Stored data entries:
★ ★ ★ ★ ★ ★ ★

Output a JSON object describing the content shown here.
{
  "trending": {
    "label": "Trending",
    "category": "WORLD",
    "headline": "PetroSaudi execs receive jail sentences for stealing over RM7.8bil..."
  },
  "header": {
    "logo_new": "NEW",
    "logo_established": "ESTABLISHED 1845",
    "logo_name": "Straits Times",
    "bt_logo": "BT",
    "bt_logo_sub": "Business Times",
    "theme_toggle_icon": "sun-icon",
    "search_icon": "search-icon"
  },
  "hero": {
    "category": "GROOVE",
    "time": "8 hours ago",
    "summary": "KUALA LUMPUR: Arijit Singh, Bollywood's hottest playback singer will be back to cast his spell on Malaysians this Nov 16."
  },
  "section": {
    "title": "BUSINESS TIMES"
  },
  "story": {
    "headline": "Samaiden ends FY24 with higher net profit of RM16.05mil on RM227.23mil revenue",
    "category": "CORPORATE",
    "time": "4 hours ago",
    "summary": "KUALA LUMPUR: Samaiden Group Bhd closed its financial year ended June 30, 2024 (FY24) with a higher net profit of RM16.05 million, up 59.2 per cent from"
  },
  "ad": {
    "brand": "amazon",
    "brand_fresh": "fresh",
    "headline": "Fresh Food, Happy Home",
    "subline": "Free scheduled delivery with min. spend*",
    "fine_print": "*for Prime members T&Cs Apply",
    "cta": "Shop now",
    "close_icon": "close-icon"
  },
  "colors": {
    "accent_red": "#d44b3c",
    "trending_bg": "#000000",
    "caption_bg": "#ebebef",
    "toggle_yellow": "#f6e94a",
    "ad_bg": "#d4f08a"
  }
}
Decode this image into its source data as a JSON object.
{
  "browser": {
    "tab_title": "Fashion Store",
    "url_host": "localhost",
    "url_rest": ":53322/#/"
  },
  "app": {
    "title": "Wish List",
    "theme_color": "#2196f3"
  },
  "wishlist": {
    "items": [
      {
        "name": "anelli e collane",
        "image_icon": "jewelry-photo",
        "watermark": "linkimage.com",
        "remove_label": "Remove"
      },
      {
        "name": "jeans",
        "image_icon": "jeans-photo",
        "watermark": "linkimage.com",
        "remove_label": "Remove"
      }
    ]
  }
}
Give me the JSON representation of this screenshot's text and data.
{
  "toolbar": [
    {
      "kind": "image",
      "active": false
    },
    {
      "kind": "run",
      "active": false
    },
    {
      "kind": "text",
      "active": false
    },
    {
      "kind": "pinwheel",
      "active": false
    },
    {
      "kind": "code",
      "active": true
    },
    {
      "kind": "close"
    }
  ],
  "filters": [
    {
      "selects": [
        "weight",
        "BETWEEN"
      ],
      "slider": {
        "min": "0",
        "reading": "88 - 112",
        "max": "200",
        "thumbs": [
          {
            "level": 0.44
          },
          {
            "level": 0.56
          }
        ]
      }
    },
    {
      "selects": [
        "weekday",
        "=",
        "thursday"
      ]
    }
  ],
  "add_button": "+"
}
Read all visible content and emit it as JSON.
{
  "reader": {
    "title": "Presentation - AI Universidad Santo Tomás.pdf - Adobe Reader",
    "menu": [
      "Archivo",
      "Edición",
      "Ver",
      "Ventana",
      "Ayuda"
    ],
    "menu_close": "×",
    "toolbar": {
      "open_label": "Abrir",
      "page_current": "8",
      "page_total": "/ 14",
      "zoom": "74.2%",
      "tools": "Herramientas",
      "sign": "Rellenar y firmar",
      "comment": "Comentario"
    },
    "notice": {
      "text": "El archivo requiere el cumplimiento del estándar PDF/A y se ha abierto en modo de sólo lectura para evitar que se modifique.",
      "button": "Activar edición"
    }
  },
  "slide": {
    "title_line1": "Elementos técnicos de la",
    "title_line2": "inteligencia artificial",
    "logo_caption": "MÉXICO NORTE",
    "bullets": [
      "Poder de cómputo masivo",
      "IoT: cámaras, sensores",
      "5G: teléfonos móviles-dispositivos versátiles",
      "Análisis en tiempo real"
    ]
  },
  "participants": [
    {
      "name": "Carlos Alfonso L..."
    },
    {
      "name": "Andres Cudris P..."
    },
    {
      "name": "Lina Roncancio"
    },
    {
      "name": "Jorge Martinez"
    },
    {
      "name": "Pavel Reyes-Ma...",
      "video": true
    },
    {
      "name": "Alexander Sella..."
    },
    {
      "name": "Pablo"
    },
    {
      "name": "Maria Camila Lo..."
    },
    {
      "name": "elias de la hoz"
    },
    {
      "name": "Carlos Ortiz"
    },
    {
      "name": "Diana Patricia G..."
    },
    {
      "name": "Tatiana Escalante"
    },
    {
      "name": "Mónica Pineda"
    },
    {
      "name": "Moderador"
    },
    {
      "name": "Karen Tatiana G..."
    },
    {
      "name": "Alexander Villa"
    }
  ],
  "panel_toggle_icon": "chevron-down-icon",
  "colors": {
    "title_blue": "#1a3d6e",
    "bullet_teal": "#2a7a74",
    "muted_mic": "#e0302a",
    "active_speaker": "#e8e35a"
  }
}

★ ★ ★ ★ ★ ★ ★

Output an exact copy of each record.

## The answer
Output a JSON object describing the content shown here.
{
  "trending": {
    "label": "Trending",
    "category": "WORLD",
    "headline": "PetroSaudi execs receive jail sentences for stealing over RM7.8bil..."
  },
  "header": {
    "logo_new": "NEW",
    "logo_established": "ESTABLISHED 1845",
    "logo_name": "Straits Times",
    "bt_logo": "BT",
    "bt_logo_sub": "Business Times",
    "theme_toggle_icon": "sun-icon",
    "search_icon": "search-icon"
  },
  "hero": {
    "category": "GROOVE",
    "time": "8 hours ago",
    "summary": "KUALA LUMPUR: Arijit Singh, Bollywood's hottest playback singer will be back to cast his spell on Malaysians this Nov 16."
  },
  "section": {
    "title": "BUSINESS TIMES"
  },
  "story": {
    "headline": "Samaiden ends FY24 with higher net profit of RM16.05mil on RM227.23mil revenue",
    "category": "CORPORATE",
    "time": "4 hours ago",
    "summary": "KUALA LUMPUR: Samaiden Group Bhd closed its financial year ended June 30, 2024 (FY24) with a higher net profit of RM16.05 million, up 59.2 per cent from"
  },
  "ad": {
    "brand": "amazon",
    "brand_fresh": "fresh",
    "headline": "Fresh Food, Happy Home",
    "subline": "Free scheduled delivery with min. spend*",
    "fine_print": "*for Prime members T&Cs Apply",
    "cta": "Shop now",
    "close_icon": "close-icon"
  },
  "colors": {
    "accent_red": "#d44b3c",
    "trending_bg": "#000000",
    "caption_bg": "#ebebef",
    "toggle_yellow": "#f6e94a",
    "ad_bg": "#d4f08a"
  }
}
Decode this image into its source data as a JSON object.
{
  "browser": {
    "tab_title": "Fashion Store",
    "url_host": "localhost",
    "url_rest": ":53322/#/"
  },
  "app": {
    "title": "Wish List",
    "theme_color": "#2196f3"
  },
  "wishlist": {
    "items": [
      {
        "name": "anelli e collane",
        "image_icon": "jewelry-photo",
        "watermark": "linkimage.com",
        "remove_label": "Remove"
      },
      {
        "name": "jeans",
        "image_icon": "jeans-photo",
        "watermark": "linkimage.com",
        "remove_label": "Remove"
      }
    ]
  }
}
Give me the JSON representation of this screenshot's text and data.
{
  "toolbar": [
    {
      "kind": "image",
      "active": false
    },
    {
      "kind": "run",
      "active": false
    },
    {
      "kind": "text",
      "active": false
    },
    {
      "kind": "pinwheel",
      "active": false
    },
    {
      "kind": "code",
      "active": true
    },
    {
      "kind": "close"
    }
  ],
  "filters": [
    {
      "selects": [
        "weight",
        "BETWEEN"
      ],
      "slider": {
        "min": "0",
        "reading": "88 - 112",
        "max": "200",
        "thumbs": [
          {
            "level": 0.44
          },
          {
            "level": 0.56
          }
        ]
      }
    },
    {
      "selects": [
        "weekday",
        "=",
        "thursday"
      ]
    }
  ],
  "add_button": "+"
}
Read all visible content and emit it as JSON.
{
  "reader": {
    "title": "Presentation - AI Universidad Santo Tomás.pdf - Adobe Reader",
    "menu": [
      "Archivo",
      "Edición",
      "Ver",
      "Ventana",
      "Ayuda"
    ],
    "menu_close": "×",
    "toolbar": {
      "open_label": "Abrir",
      "page_current": "8",
      "page_total": "/ 14",
      "zoom": "74.2%",
      "tools": "Herramientas",
      "sign": "Rellenar y firmar",
      "comment": "Comentario"
    },
    "notice": {
      "text": "El archivo requiere el cumplimiento del estándar PDF/A y se ha abierto en modo de sólo lectura para evitar que se modifique.",
      "button": "Activar edición"
    }
  },
  "slide": {
    "title_line1": "Elementos técnicos de la",
    "title_line2": "inteligencia artificial",
    "logo_caption": "MÉXICO NORTE",
    "bullets": [
      "Poder de cómputo masivo",
      "IoT: cámaras, sensores",
      "5G: teléfonos móviles-dispositivos versátiles",
      "Análisis en tiempo real"
    ]
  },
  "participants": [
    {
      "name": "Carlos Alfonso L..."
    },
    {
      "name": "Andres Cudris P..."
    },
    {
      "name": "Lina Roncancio"
    },
    {
      "name": "Jorge Martinez"
    },
    {
      "name": "Pavel Reyes-Ma...",
      "video": true
    },
    {
      "name": "Alexander Sella..."
    },
    {
      "name": "Pablo"
    },
    {
      "name": "Maria Camila Lo..."
    },
    {
      "name": "elias de la hoz"
    },
    {
      "name": "Carlos Ortiz"
    },
    {
      "name": "Diana Patricia G..."
    },
    {
      "name": "Tatiana Escalante"
    },
    {
      "name": "Mónica Pineda"
    },
    {
      "name": "Moderador"
    },
    {
      "name": "Karen Tatiana G..."
    },
    {
      "name": "Alexander Villa"
    }
  ],
  "panel_toggle_icon": "chevron-down-icon",
  "colors": {
    "title_blue": "#1a3d6e",
    "bullet_teal": "#2a7a74",
    "muted_mic": "#e0302a",
    "active_speaker": "#e8e35a"
  }
}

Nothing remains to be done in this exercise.